SUPPLIED MATERIAL =
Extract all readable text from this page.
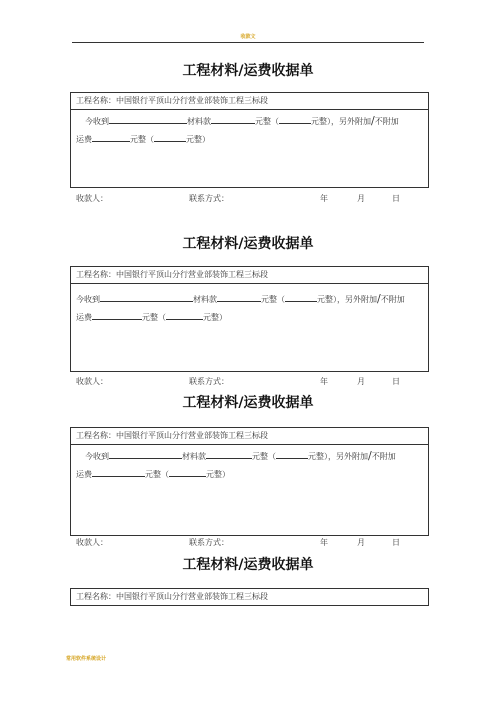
收款文
工程材料/运费收据单
工程名称：中国银行平顶山分行营业部装饰工程三标段
今收到	材料款	元整（	元整），另外附加/不附加
运费	元整（	元整）
收款人：	联系方式：	年	月	日
工程材料/运费收据单
工程名称：中国银行平顶山分行营业部装饰工程三标段
今收到	材料款	元整（	元整），另外附加/不附加
运费	元整（	元整）
收款人：	联系方式：	年	月	日
工程材料/运费收据单
工程名称：中国银行平顶山分行营业部装饰工程三标段
今收到	材料款	元整（	元整），另外附加/不附加
运费	元整（	元整）
收款人：	联系方式：	年	月	日
工程材料/运费收据单
工程名称：中国银行平顶山分行营业部装饰工程三标段
常用软件系统设计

INSTRUCTIONS TO FOLLOW = Copy out all of the material exactly as written, without its pictures.

THE RESULT =
Extract all readable text from this page.
收款文
工程材料/运费收据单
工程名称：中国银行平顶山分行营业部装饰工程三标段
今收到	材料款	元整（	元整），另外附加/不附加
运费	元整（	元整）
收款人：	联系方式：	年	月	日
工程材料/运费收据单
工程名称：中国银行平顶山分行营业部装饰工程三标段
今收到	材料款	元整（	元整），另外附加/不附加
运费	元整（	元整）
收款人：	联系方式：	年	月	日
工程材料/运费收据单
工程名称：中国银行平顶山分行营业部装饰工程三标段
今收到	材料款	元整（	元整），另外附加/不附加
运费	元整（	元整）
收款人：	联系方式：	年	月	日
工程材料/运费收据单
工程名称：中国银行平顶山分行营业部装饰工程三标段
常用软件系统设计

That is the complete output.